= Records from a collection =

*****

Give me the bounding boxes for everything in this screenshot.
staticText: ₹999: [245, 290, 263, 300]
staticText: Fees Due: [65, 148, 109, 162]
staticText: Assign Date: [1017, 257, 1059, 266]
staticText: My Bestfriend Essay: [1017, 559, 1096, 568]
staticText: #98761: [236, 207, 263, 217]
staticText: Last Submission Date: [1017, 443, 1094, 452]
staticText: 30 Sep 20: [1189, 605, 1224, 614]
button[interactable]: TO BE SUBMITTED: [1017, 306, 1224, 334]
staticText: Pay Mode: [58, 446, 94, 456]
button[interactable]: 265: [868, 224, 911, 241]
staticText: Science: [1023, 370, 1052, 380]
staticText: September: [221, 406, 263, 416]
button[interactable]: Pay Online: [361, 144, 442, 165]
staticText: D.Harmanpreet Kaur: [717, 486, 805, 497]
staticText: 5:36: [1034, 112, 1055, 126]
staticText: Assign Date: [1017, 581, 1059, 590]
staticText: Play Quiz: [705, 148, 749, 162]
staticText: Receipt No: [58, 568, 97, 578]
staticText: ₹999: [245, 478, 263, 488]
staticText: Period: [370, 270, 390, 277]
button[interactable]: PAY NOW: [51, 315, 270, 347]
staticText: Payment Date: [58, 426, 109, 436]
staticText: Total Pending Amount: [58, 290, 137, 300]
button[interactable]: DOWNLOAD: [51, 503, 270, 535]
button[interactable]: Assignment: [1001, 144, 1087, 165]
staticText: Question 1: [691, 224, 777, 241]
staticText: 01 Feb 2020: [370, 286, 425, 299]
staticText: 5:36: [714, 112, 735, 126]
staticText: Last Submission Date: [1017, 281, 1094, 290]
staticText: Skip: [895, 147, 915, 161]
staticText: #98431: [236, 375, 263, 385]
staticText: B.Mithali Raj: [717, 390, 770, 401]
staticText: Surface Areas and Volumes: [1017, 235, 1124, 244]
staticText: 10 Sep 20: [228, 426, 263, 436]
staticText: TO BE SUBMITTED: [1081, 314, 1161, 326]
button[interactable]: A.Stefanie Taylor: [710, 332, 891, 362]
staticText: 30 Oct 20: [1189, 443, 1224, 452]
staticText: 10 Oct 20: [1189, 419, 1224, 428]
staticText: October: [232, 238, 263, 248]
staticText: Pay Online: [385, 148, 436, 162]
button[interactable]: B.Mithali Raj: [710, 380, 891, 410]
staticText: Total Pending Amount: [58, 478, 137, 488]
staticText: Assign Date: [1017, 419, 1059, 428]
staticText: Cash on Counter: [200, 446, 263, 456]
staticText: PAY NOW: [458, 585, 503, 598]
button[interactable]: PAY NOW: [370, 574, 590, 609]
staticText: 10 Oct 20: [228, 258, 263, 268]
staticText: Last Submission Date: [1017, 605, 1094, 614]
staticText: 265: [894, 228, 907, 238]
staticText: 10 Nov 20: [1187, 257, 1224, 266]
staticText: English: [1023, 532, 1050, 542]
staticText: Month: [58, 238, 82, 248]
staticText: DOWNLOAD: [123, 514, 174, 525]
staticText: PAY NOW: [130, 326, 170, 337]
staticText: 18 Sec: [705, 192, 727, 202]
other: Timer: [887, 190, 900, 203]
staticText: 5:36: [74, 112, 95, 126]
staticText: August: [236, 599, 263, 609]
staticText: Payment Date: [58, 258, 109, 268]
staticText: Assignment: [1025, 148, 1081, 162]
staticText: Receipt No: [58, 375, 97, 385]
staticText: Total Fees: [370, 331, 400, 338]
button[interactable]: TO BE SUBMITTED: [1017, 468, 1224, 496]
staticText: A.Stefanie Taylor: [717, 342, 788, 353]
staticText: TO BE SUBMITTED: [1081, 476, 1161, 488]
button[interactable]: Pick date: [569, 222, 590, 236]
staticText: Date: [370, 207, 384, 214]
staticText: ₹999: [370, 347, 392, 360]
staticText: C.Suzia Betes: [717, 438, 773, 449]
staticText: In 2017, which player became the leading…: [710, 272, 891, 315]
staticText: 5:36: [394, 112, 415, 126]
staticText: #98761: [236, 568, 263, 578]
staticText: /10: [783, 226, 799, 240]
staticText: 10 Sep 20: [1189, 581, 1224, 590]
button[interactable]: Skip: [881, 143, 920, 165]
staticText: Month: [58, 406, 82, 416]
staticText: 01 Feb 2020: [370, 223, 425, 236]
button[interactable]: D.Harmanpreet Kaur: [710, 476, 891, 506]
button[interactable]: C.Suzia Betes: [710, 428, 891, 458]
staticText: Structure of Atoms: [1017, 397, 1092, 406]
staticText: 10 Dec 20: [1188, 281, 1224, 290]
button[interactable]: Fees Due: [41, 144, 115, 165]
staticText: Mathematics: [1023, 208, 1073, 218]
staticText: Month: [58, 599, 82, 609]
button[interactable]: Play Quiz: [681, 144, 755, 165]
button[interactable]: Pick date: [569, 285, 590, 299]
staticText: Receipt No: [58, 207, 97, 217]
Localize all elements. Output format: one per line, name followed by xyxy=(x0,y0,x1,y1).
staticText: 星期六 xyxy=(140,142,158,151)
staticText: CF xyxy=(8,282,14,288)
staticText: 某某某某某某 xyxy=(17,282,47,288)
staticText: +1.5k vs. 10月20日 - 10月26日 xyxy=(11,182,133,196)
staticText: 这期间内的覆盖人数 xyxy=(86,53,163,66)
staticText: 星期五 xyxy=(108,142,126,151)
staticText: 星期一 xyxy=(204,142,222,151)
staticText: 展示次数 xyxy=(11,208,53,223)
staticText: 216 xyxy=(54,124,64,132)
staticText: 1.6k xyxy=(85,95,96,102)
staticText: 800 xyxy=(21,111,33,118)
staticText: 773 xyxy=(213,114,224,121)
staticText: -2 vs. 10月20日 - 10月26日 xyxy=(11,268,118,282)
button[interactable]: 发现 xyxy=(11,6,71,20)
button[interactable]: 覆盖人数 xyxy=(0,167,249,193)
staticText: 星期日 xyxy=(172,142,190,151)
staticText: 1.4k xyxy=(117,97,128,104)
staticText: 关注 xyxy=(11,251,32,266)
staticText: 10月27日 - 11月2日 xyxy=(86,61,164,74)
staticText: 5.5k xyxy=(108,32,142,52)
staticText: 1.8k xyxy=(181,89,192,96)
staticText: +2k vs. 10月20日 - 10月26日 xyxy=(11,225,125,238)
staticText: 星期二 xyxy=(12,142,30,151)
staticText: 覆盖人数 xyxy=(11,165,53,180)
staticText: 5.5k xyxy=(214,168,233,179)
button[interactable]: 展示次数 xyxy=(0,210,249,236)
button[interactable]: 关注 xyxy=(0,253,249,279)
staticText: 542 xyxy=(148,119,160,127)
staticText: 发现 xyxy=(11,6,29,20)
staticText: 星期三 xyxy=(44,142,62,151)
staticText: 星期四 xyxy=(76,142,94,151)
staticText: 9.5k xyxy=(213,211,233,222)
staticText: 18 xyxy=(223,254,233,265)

*****

= Aim of the task =
Reproduce every line of the listing above verbatim, in the same order.

= Answer to this task =
Give me the bounding boxes for everything in this screenshot.
staticText: ₹999: [245, 290, 263, 300]
staticText: Fees Due: [65, 148, 109, 162]
staticText: Assign Date: [1017, 257, 1059, 266]
staticText: My Bestfriend Essay: [1017, 559, 1096, 568]
staticText: #98761: [236, 207, 263, 217]
staticText: Last Submission Date: [1017, 443, 1094, 452]
staticText: 30 Sep 20: [1189, 605, 1224, 614]
button[interactable]: TO BE SUBMITTED: [1017, 306, 1224, 334]
staticText: Pay Mode: [58, 446, 94, 456]
button[interactable]: 265: [868, 224, 911, 241]
staticText: Science: [1023, 370, 1052, 380]
staticText: September: [221, 406, 263, 416]
button[interactable]: Pay Online: [361, 144, 442, 165]
staticText: D.Harmanpreet Kaur: [717, 486, 805, 497]
staticText: 5:36: [1034, 112, 1055, 126]
staticText: Assign Date: [1017, 581, 1059, 590]
staticText: Play Quiz: [705, 148, 749, 162]
staticText: Receipt No: [58, 568, 97, 578]
staticText: ₹999: [245, 478, 263, 488]
staticText: Period: [370, 270, 390, 277]
button[interactable]: PAY NOW: [51, 315, 270, 347]
staticText: Payment Date: [58, 426, 109, 436]
staticText: Total Pending Amount: [58, 290, 137, 300]
button[interactable]: DOWNLOAD: [51, 503, 270, 535]
button[interactable]: Assignment: [1001, 144, 1087, 165]
staticText: Question 1: [691, 224, 777, 241]
staticText: 01 Feb 2020: [370, 286, 425, 299]
staticText: 5:36: [714, 112, 735, 126]
staticText: Last Submission Date: [1017, 281, 1094, 290]
staticText: Skip: [895, 147, 915, 161]
staticText: #98431: [236, 375, 263, 385]
staticText: B.Mithali Raj: [717, 390, 770, 401]
staticText: Surface Areas and Volumes: [1017, 235, 1124, 244]
staticText: 10 Sep 20: [228, 426, 263, 436]
staticText: TO BE SUBMITTED: [1081, 314, 1161, 326]
button[interactable]: A.Stefanie Taylor: [710, 332, 891, 362]
staticText: 30 Oct 20: [1189, 443, 1224, 452]
staticText: 10 Oct 20: [1189, 419, 1224, 428]
staticText: October: [232, 238, 263, 248]
staticText: Pay Online: [385, 148, 436, 162]
button[interactable]: B.Mithali Raj: [710, 380, 891, 410]
staticText: Total Pending Amount: [58, 478, 137, 488]
staticText: Assign Date: [1017, 419, 1059, 428]
staticText: Cash on Counter: [200, 446, 263, 456]
staticText: PAY NOW: [458, 585, 503, 598]
button[interactable]: PAY NOW: [370, 574, 590, 609]
staticText: 10 Oct 20: [228, 258, 263, 268]
staticText: Last Submission Date: [1017, 605, 1094, 614]
staticText: 265: [894, 228, 907, 238]
staticText: 10 Nov 20: [1187, 257, 1224, 266]
staticText: English: [1023, 532, 1050, 542]
staticText: Month: [58, 238, 82, 248]
staticText: DOWNLOAD: [123, 514, 174, 525]
staticText: PAY NOW: [130, 326, 170, 337]
staticText: 18 Sec: [705, 192, 727, 202]
other: Timer: [887, 190, 900, 203]
staticText: 5:36: [74, 112, 95, 126]
staticText: August: [236, 599, 263, 609]
staticText: Payment Date: [58, 258, 109, 268]
staticText: Assignment: [1025, 148, 1081, 162]
staticText: Receipt No: [58, 375, 97, 385]
staticText: Total Fees: [370, 331, 400, 338]
button[interactable]: TO BE SUBMITTED: [1017, 468, 1224, 496]
staticText: A.Stefanie Taylor: [717, 342, 788, 353]
staticText: TO BE SUBMITTED: [1081, 476, 1161, 488]
button[interactable]: Pick date: [569, 222, 590, 236]
staticText: Date: [370, 207, 384, 214]
staticText: ₹999: [370, 347, 392, 360]
staticText: C.Suzia Betes: [717, 438, 773, 449]
staticText: In 2017, which player became the leading…: [710, 272, 891, 315]
staticText: 5:36: [394, 112, 415, 126]
staticText: #98761: [236, 568, 263, 578]
staticText: /10: [783, 226, 799, 240]
staticText: 10 Sep 20: [1189, 581, 1224, 590]
button[interactable]: Skip: [881, 143, 920, 165]
staticText: Month: [58, 406, 82, 416]
staticText: 01 Feb 2020: [370, 223, 425, 236]
button[interactable]: D.Harmanpreet Kaur: [710, 476, 891, 506]
button[interactable]: C.Suzia Betes: [710, 428, 891, 458]
staticText: Structure of Atoms: [1017, 397, 1092, 406]
staticText: 10 Dec 20: [1188, 281, 1224, 290]
button[interactable]: Fees Due: [41, 144, 115, 165]
staticText: Mathematics: [1023, 208, 1073, 218]
staticText: Month: [58, 599, 82, 609]
button[interactable]: Play Quiz: [681, 144, 755, 165]
button[interactable]: Pick date: [569, 285, 590, 299]
staticText: Receipt No: [58, 207, 97, 217]
Localize all elements. Output format: one per line, name followed by xyxy=(x0,y0,x1,y1).
staticText: 星期六 xyxy=(140,142,158,151)
staticText: CF xyxy=(8,282,14,288)
staticText: 某某某某某某 xyxy=(17,282,47,288)
staticText: +1.5k vs. 10月20日 - 10月26日 xyxy=(11,182,133,196)
staticText: 这期间内的覆盖人数 xyxy=(86,53,163,66)
staticText: 星期五 xyxy=(108,142,126,151)
staticText: 星期一 xyxy=(204,142,222,151)
staticText: 展示次数 xyxy=(11,208,53,223)
staticText: 216 xyxy=(54,124,64,132)
staticText: 1.6k xyxy=(85,95,96,102)
staticText: 800 xyxy=(21,111,33,118)
staticText: 773 xyxy=(213,114,224,121)
staticText: -2 vs. 10月20日 - 10月26日 xyxy=(11,268,118,282)
button[interactable]: 发现 xyxy=(11,6,71,20)
button[interactable]: 覆盖人数 xyxy=(0,167,249,193)
staticText: 星期日 xyxy=(172,142,190,151)
staticText: 1.4k xyxy=(117,97,128,104)
staticText: 关注 xyxy=(11,251,32,266)
staticText: 10月27日 - 11月2日 xyxy=(86,61,164,74)
staticText: 5.5k xyxy=(108,32,142,52)
staticText: 1.8k xyxy=(181,89,192,96)
staticText: +2k vs. 10月20日 - 10月26日 xyxy=(11,225,125,238)
staticText: 星期二 xyxy=(12,142,30,151)
staticText: 覆盖人数 xyxy=(11,165,53,180)
staticText: 5.5k xyxy=(214,168,233,179)
button[interactable]: 展示次数 xyxy=(0,210,249,236)
button[interactable]: 关注 xyxy=(0,253,249,279)
staticText: 542 xyxy=(148,119,160,127)
staticText: 发现 xyxy=(11,6,29,20)
staticText: 星期三 xyxy=(44,142,62,151)
staticText: 星期四 xyxy=(76,142,94,151)
staticText: 9.5k xyxy=(213,211,233,222)
staticText: 18 xyxy=(223,254,233,265)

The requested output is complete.